Quote all entries in full, exactly.

Data records
** begin **
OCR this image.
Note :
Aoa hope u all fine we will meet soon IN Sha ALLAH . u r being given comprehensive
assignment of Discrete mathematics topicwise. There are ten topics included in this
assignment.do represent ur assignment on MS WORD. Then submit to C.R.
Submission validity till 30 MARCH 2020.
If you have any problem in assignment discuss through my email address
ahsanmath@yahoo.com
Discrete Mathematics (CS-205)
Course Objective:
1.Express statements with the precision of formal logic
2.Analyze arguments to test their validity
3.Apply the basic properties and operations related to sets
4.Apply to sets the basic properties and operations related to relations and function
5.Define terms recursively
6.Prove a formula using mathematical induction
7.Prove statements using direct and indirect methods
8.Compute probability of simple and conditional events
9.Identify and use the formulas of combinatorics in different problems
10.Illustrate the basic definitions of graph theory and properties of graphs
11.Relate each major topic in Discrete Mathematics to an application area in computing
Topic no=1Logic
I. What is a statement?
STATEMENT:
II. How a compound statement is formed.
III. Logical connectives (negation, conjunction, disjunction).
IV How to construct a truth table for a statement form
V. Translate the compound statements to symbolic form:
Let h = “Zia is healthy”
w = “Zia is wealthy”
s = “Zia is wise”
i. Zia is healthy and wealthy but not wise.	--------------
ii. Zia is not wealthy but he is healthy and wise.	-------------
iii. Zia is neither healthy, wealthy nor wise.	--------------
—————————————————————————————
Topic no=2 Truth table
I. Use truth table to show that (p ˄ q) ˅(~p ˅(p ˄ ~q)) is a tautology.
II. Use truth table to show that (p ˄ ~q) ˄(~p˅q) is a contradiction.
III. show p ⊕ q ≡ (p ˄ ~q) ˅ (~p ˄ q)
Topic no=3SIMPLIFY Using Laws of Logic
** end **
**SOLUTION FOR THIS PROBLEM:**
OCR this image.
Note :
Aoa hope u all fine we will meet soon IN Sha ALLAH . u r being given comprehensive
assignment of Discrete mathematics topicwise. There are ten topics included in this
assignment.do represent ur assignment on MS WORD. Then submit to C.R.
Submission validity till 30 MARCH 2020.
If you have any problem in assignment discuss through my email address
ahsanmath@yahoo.com
Discrete Mathematics (CS-205)
Course Objective:
1.Express statements with the precision of formal logic
2.Analyze arguments to test their validity
3.Apply the basic properties and operations related to sets
4.Apply to sets the basic properties and operations related to relations and function
5.Define terms recursively
6.Prove a formula using mathematical induction
7.Prove statements using direct and indirect methods
8.Compute probability of simple and conditional events
9.Identify and use the formulas of combinatorics in different problems
10.Illustrate the basic definitions of graph theory and properties of graphs
11.Relate each major topic in Discrete Mathematics to an application area in computing
Topic no=1Logic
I. What is a statement?
STATEMENT:
II. How a compound statement is formed.
III. Logical connectives (negation, conjunction, disjunction).
IV How to construct a truth table for a statement form
V. Translate the compound statements to symbolic form:
Let h = “Zia is healthy”
w = “Zia is wealthy”
s = “Zia is wise”
i. Zia is healthy and wealthy but not wise.	--------------
ii. Zia is not wealthy but he is healthy and wise.	-------------
iii. Zia is neither healthy, wealthy nor wise.	--------------
—————————————————————————————
Topic no=2 Truth table
I. Use truth table to show that (p ˄ q) ˅(~p ˅(p ˄ ~q)) is a tautology.
II. Use truth table to show that (p ˄ ~q) ˄(~p˅q) is a contradiction.
III. show p ⊕ q ≡ (p ˄ ~q) ˅ (~p ˄ q)
Topic no=3SIMPLIFY Using Laws of Logic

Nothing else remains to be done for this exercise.